◆ **Given request**: Each line below should be reproduced without any alteration.

◆ **Record set**:
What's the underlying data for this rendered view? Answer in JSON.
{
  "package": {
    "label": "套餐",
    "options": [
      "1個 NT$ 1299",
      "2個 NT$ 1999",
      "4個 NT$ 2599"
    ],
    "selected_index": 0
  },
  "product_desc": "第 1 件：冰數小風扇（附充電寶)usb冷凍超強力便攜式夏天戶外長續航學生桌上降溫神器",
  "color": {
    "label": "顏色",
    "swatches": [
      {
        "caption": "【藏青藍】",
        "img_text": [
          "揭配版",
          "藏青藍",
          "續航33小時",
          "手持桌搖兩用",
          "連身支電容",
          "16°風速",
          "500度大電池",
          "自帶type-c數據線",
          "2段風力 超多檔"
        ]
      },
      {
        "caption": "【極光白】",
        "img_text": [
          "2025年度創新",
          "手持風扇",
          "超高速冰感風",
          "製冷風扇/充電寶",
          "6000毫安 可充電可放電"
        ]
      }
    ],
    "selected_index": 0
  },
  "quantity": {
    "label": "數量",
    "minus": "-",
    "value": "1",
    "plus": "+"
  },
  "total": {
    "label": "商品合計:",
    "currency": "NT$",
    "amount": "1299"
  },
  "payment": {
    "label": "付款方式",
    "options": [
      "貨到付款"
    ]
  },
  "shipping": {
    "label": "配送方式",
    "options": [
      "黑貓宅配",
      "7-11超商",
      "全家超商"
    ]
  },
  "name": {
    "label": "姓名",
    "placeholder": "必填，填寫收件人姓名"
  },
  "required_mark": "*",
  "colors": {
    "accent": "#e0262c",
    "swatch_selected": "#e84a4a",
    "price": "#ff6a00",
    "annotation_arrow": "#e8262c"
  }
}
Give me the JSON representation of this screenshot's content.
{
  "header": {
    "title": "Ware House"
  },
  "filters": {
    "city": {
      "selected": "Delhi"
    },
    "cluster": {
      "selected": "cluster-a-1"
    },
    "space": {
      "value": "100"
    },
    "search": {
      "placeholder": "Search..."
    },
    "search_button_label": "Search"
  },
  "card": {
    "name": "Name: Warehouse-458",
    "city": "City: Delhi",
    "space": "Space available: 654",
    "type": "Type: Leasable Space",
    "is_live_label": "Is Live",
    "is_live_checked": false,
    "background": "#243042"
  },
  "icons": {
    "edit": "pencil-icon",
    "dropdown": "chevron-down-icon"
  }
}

◆ **Answer to the task**:
What's the underlying data for this rendered view? Answer in JSON.
{
  "package": {
    "label": "套餐",
    "options": [
      "1個 NT$ 1299",
      "2個 NT$ 1999",
      "4個 NT$ 2599"
    ],
    "selected_index": 0
  },
  "product_desc": "第 1 件：冰數小風扇（附充電寶)usb冷凍超強力便攜式夏天戶外長續航學生桌上降溫神器",
  "color": {
    "label": "顏色",
    "swatches": [
      {
        "caption": "【藏青藍】",
        "img_text": [
          "揭配版",
          "藏青藍",
          "續航33小時",
          "手持桌搖兩用",
          "連身支電容",
          "16°風速",
          "500度大電池",
          "自帶type-c數據線",
          "2段風力 超多檔"
        ]
      },
      {
        "caption": "【極光白】",
        "img_text": [
          "2025年度創新",
          "手持風扇",
          "超高速冰感風",
          "製冷風扇/充電寶",
          "6000毫安 可充電可放電"
        ]
      }
    ],
    "selected_index": 0
  },
  "quantity": {
    "label": "數量",
    "minus": "-",
    "value": "1",
    "plus": "+"
  },
  "total": {
    "label": "商品合計:",
    "currency": "NT$",
    "amount": "1299"
  },
  "payment": {
    "label": "付款方式",
    "options": [
      "貨到付款"
    ]
  },
  "shipping": {
    "label": "配送方式",
    "options": [
      "黑貓宅配",
      "7-11超商",
      "全家超商"
    ]
  },
  "name": {
    "label": "姓名",
    "placeholder": "必填，填寫收件人姓名"
  },
  "required_mark": "*",
  "colors": {
    "accent": "#e0262c",
    "swatch_selected": "#e84a4a",
    "price": "#ff6a00",
    "annotation_arrow": "#e8262c"
  }
}
Give me the JSON representation of this screenshot's content.
{
  "header": {
    "title": "Ware House"
  },
  "filters": {
    "city": {
      "selected": "Delhi"
    },
    "cluster": {
      "selected": "cluster-a-1"
    },
    "space": {
      "value": "100"
    },
    "search": {
      "placeholder": "Search..."
    },
    "search_button_label": "Search"
  },
  "card": {
    "name": "Name: Warehouse-458",
    "city": "City: Delhi",
    "space": "Space available: 654",
    "type": "Type: Leasable Space",
    "is_live_label": "Is Live",
    "is_live_checked": false,
    "background": "#243042"
  },
  "icons": {
    "edit": "pencil-icon",
    "dropdown": "chevron-down-icon"
  }
}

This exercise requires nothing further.